[start of Material shown]

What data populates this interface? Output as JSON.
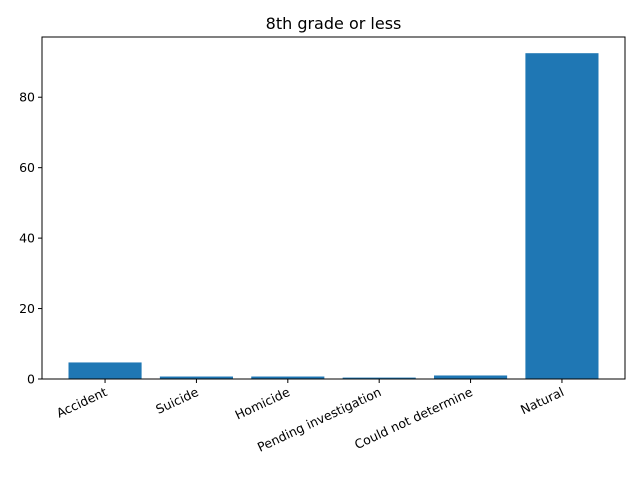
{
  "chart_data": {
    "type": "bar",
    "title": "8th grade or less",
    "xlabel": "",
    "ylabel": "",
    "categories": [
      "Accident",
      "Suicide",
      "Homicide",
      "Pending investigation",
      "Could not determine",
      "Natural"
    ],
    "values": [
      4.7,
      0.7,
      0.7,
      0.4,
      1.0,
      92.5
    ],
    "ylim": [
      0,
      97.1
    ],
    "yticks": [
      0,
      20,
      40,
      60,
      80
    ],
    "bar_color": "#1f77b4",
    "grid": false,
    "legend": "none"
  }
}
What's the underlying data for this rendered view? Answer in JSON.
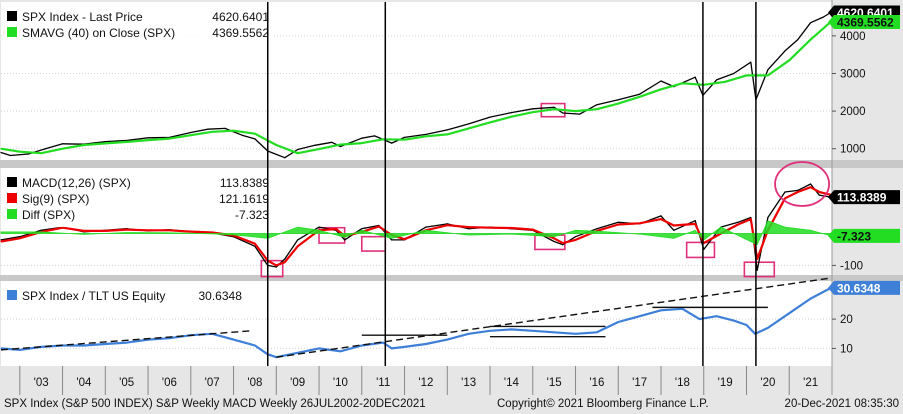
{
  "chart_data": [
    {
      "type": "line",
      "panel": "price",
      "legend": [
        {
          "label": "SPX Index - Last Price",
          "value": "4620.6401",
          "color": "#000000"
        },
        {
          "label": "SMAVG (40)  on Close (SPX)",
          "value": "4369.5562",
          "color": "#22dd22"
        }
      ],
      "last_value_tags": [
        "4620.6401",
        "4369.5562"
      ],
      "yticks": [
        1000,
        2000,
        3000,
        4000
      ],
      "ylim": [
        700,
        4900
      ],
      "series": [
        {
          "name": "SPX Index - Last Price",
          "color": "#000000",
          "x": [
            2002.56,
            2002.78,
            2003.2,
            2003.6,
            2004.0,
            2004.5,
            2005.0,
            2005.5,
            2006.0,
            2006.5,
            2007.0,
            2007.4,
            2007.8,
            2008.2,
            2008.5,
            2008.8,
            2009.0,
            2009.2,
            2009.5,
            2009.9,
            2010.3,
            2010.5,
            2011.0,
            2011.3,
            2011.7,
            2012.0,
            2012.5,
            2013.0,
            2013.5,
            2014.0,
            2014.5,
            2015.0,
            2015.5,
            2015.7,
            2016.1,
            2016.5,
            2017.0,
            2017.5,
            2018.0,
            2018.3,
            2018.8,
            2018.98,
            2019.3,
            2019.7,
            2020.1,
            2020.22,
            2020.5,
            2020.9,
            2021.2,
            2021.5,
            2021.8,
            2021.97
          ],
          "values": [
            900,
            820,
            860,
            1000,
            1130,
            1120,
            1190,
            1220,
            1290,
            1300,
            1430,
            1520,
            1540,
            1360,
            1260,
            940,
            850,
            760,
            980,
            1090,
            1170,
            1060,
            1280,
            1340,
            1150,
            1300,
            1380,
            1500,
            1660,
            1840,
            1960,
            2060,
            2100,
            1950,
            1920,
            2170,
            2300,
            2450,
            2800,
            2650,
            2900,
            2420,
            2830,
            3000,
            3300,
            2300,
            3100,
            3600,
            3900,
            4350,
            4500,
            4620
          ]
        },
        {
          "name": "SMAVG (40)  on Close (SPX)",
          "color": "#22dd22",
          "x": [
            2002.56,
            2003.0,
            2003.5,
            2004.0,
            2004.5,
            2005.0,
            2005.5,
            2006.0,
            2006.5,
            2007.0,
            2007.5,
            2008.0,
            2008.5,
            2009.0,
            2009.5,
            2010.0,
            2010.5,
            2011.0,
            2011.5,
            2012.0,
            2012.5,
            2013.0,
            2013.5,
            2014.0,
            2014.5,
            2015.0,
            2015.5,
            2016.0,
            2016.5,
            2017.0,
            2017.5,
            2018.0,
            2018.5,
            2019.0,
            2019.5,
            2020.0,
            2020.5,
            2021.0,
            2021.5,
            2021.97
          ],
          "values": [
            1000,
            920,
            880,
            1000,
            1100,
            1140,
            1180,
            1230,
            1270,
            1360,
            1450,
            1480,
            1400,
            1100,
            880,
            990,
            1110,
            1150,
            1250,
            1240,
            1330,
            1380,
            1540,
            1700,
            1850,
            1970,
            2050,
            2000,
            2050,
            2200,
            2380,
            2580,
            2740,
            2700,
            2780,
            2950,
            2950,
            3350,
            3900,
            4370
          ]
        }
      ],
      "highlight_boxes_x": [
        [
          2015.2,
          2015.75
        ]
      ],
      "highlight_boxes_y": [
        [
          1850,
          2200
        ]
      ]
    },
    {
      "type": "line",
      "panel": "macd",
      "legend": [
        {
          "label": "MACD(12,26) (SPX)",
          "value": "113.8389",
          "color": "#000000"
        },
        {
          "label": "Sig(9) (SPX)",
          "value": "121.1619",
          "color": "#ee0000"
        },
        {
          "label": "Diff (SPX)",
          "value": "-7.323",
          "color": "#22dd22"
        }
      ],
      "last_value_tags": [
        "113.8389",
        "-7.323"
      ],
      "yticks": [
        -100
      ],
      "ylim": [
        -130,
        205
      ],
      "zero_line": true,
      "series": [
        {
          "name": "MACD(12,26) (SPX)",
          "color": "#000000",
          "x": [
            2002.56,
            2003.0,
            2003.5,
            2004.0,
            2004.5,
            2005.0,
            2005.5,
            2006.0,
            2006.5,
            2007.0,
            2007.5,
            2008.0,
            2008.5,
            2008.8,
            2009.0,
            2009.2,
            2009.5,
            2010.0,
            2010.4,
            2010.6,
            2011.0,
            2011.4,
            2011.7,
            2012.0,
            2012.5,
            2013.0,
            2013.5,
            2014.0,
            2014.5,
            2015.0,
            2015.5,
            2015.7,
            2016.0,
            2016.5,
            2017.0,
            2017.5,
            2018.0,
            2018.3,
            2018.8,
            2019.0,
            2019.4,
            2019.8,
            2020.1,
            2020.25,
            2020.5,
            2020.9,
            2021.2,
            2021.5,
            2021.7,
            2021.97
          ],
          "values": [
            -20,
            -10,
            10,
            20,
            5,
            10,
            15,
            8,
            12,
            5,
            2,
            -10,
            -40,
            -100,
            -105,
            -80,
            -20,
            20,
            10,
            -20,
            15,
            25,
            -20,
            -20,
            20,
            30,
            15,
            20,
            15,
            10,
            -25,
            -35,
            -10,
            15,
            35,
            30,
            55,
            10,
            40,
            -50,
            20,
            35,
            50,
            -115,
            50,
            130,
            135,
            155,
            120,
            114
          ]
        },
        {
          "name": "Sig(9) (SPX)",
          "color": "#ee0000",
          "x": [
            2002.56,
            2003.0,
            2003.5,
            2004.0,
            2004.5,
            2005.0,
            2005.5,
            2006.0,
            2006.5,
            2007.0,
            2007.5,
            2008.0,
            2008.5,
            2008.8,
            2009.0,
            2009.2,
            2009.5,
            2010.0,
            2010.4,
            2010.6,
            2011.0,
            2011.4,
            2011.7,
            2012.0,
            2012.5,
            2013.0,
            2013.5,
            2014.0,
            2014.5,
            2015.0,
            2015.5,
            2015.7,
            2016.0,
            2016.5,
            2017.0,
            2017.5,
            2018.0,
            2018.3,
            2018.8,
            2019.0,
            2019.4,
            2019.8,
            2020.1,
            2020.25,
            2020.5,
            2020.9,
            2021.2,
            2021.5,
            2021.7,
            2021.97
          ],
          "values": [
            -25,
            -15,
            5,
            18,
            8,
            8,
            12,
            10,
            10,
            6,
            3,
            -6,
            -32,
            -85,
            -100,
            -90,
            -40,
            10,
            14,
            -8,
            5,
            22,
            -5,
            -18,
            10,
            26,
            20,
            18,
            17,
            12,
            -15,
            -30,
            -20,
            8,
            28,
            32,
            45,
            25,
            30,
            -30,
            0,
            28,
            45,
            -80,
            10,
            110,
            130,
            145,
            130,
            121
          ]
        },
        {
          "name": "Diff (SPX)",
          "color": "#22dd22",
          "x": [
            2002.56,
            2003.5,
            2004.5,
            2005.5,
            2006.5,
            2007.5,
            2008.0,
            2008.8,
            2009.0,
            2009.5,
            2010.0,
            2010.6,
            2011.0,
            2011.7,
            2012.5,
            2013.5,
            2014.5,
            2015.5,
            2016.0,
            2016.5,
            2017.5,
            2018.3,
            2018.8,
            2019.0,
            2019.4,
            2020.25,
            2020.5,
            2020.9,
            2021.5,
            2021.97
          ],
          "values": [
            5,
            5,
            -3,
            3,
            2,
            -1,
            -4,
            -15,
            -5,
            20,
            10,
            -12,
            10,
            -15,
            10,
            -5,
            -2,
            -10,
            10,
            7,
            -2,
            -15,
            10,
            -20,
            20,
            -35,
            40,
            20,
            10,
            -7
          ]
        }
      ],
      "highlight_boxes_x": [
        [
          2008.65,
          2009.15
        ],
        [
          2010.0,
          2010.6
        ],
        [
          2011.0,
          2011.55
        ],
        [
          2015.05,
          2015.75
        ],
        [
          2018.6,
          2019.25
        ],
        [
          2019.95,
          2020.65
        ]
      ],
      "highlight_boxes_y": [
        [
          -135,
          -85
        ],
        [
          -30,
          18
        ],
        [
          -55,
          -10
        ],
        [
          -50,
          -5
        ],
        [
          -75,
          -28
        ],
        [
          -135,
          -90
        ]
      ],
      "highlight_circle": {
        "x": 2021.3,
        "y": 155
      }
    },
    {
      "type": "line",
      "panel": "ratio",
      "legend": [
        {
          "label": "SPX Index / TLT US Equity",
          "value": "30.6348",
          "color": "#3e7fd8"
        }
      ],
      "last_value_tags": [
        "30.6348"
      ],
      "yticks": [
        10,
        20
      ],
      "ylim": [
        4,
        33
      ],
      "series": [
        {
          "name": "SPX Index / TLT US Equity",
          "color": "#3e7fd8",
          "x": [
            2002.56,
            2003.0,
            2003.5,
            2004.0,
            2004.5,
            2005.0,
            2005.5,
            2006.0,
            2006.5,
            2007.0,
            2007.5,
            2008.0,
            2008.5,
            2008.8,
            2009.0,
            2009.5,
            2010.0,
            2010.5,
            2011.0,
            2011.5,
            2011.7,
            2012.0,
            2012.5,
            2013.0,
            2013.5,
            2014.0,
            2014.5,
            2015.0,
            2015.5,
            2016.0,
            2016.5,
            2017.0,
            2017.5,
            2018.0,
            2018.5,
            2018.9,
            2019.3,
            2019.7,
            2020.0,
            2020.2,
            2020.5,
            2021.0,
            2021.5,
            2021.97
          ],
          "values": [
            10,
            9.5,
            10.5,
            11,
            11,
            11.5,
            12,
            13,
            13.5,
            14.5,
            15,
            13,
            11,
            8,
            7,
            8.5,
            10,
            9,
            11,
            12,
            10,
            10.5,
            11.5,
            13,
            15,
            16,
            16.5,
            16,
            15.5,
            15,
            15.5,
            19,
            21,
            23,
            23.5,
            20,
            21,
            19.5,
            18,
            15,
            17,
            22,
            27,
            30.6
          ]
        }
      ],
      "trend_lines": [
        {
          "x": [
            2002.56,
            2008.4
          ],
          "y": [
            9.5,
            16
          ],
          "dashed": true
        },
        {
          "x": [
            2009.0,
            2021.97
          ],
          "y": [
            7,
            34
          ],
          "dashed": true
        },
        {
          "x": [
            2011.0,
            2013.0
          ],
          "y": [
            14.5,
            14.5
          ],
          "dashed": false
        },
        {
          "x": [
            2014.0,
            2016.7
          ],
          "y": [
            17.5,
            17.5
          ],
          "dashed": false
        },
        {
          "x": [
            2014.0,
            2016.7
          ],
          "y": [
            14,
            14
          ],
          "dashed": false
        },
        {
          "x": [
            2017.8,
            2020.5
          ],
          "y": [
            24,
            24
          ],
          "dashed": false
        }
      ]
    }
  ],
  "vertical_markers_x": [
    2008.8,
    2011.55,
    2018.98,
    2020.22
  ],
  "x_axis": {
    "xlim": [
      2002.56,
      2022.0
    ],
    "labels": [
      "'03",
      "'04",
      "'05",
      "'06",
      "'07",
      "'08",
      "'09",
      "'10",
      "'11",
      "'12",
      "'13",
      "'14",
      "'15",
      "'16",
      "'17",
      "'18",
      "'19",
      "'20",
      "'21"
    ]
  },
  "footer": {
    "left": "SPX Index (S&P 500 INDEX) S&P Weekly MACD  Weekly 26JUL2002-20DEC2021",
    "center": "Copyright© 2021 Bloomberg Finance L.P.",
    "right": "20-Dec-2021 08:35:30"
  },
  "colors": {
    "bg": "#ffffff",
    "accent_box": "#e0307a",
    "axis_bg": "#e6e6e6"
  }
}
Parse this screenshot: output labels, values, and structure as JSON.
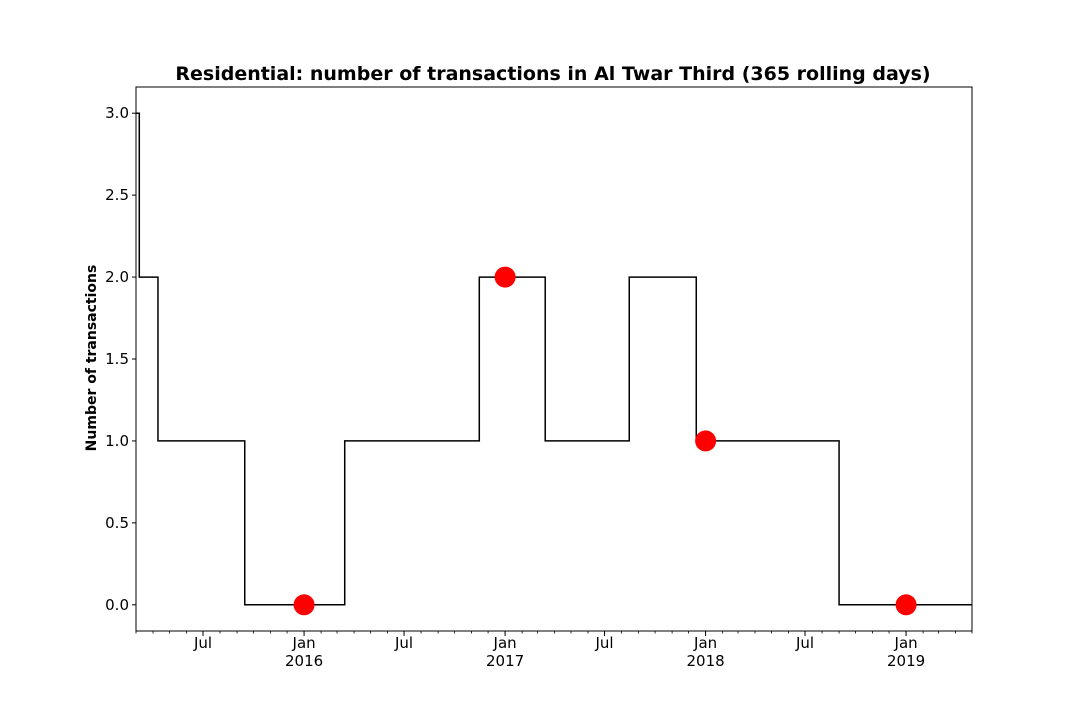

[end of Material shown]

§ What is being asked
State the count of lines in the data holding the word "Equity", adding nothing to it.

§ Exercise solution
2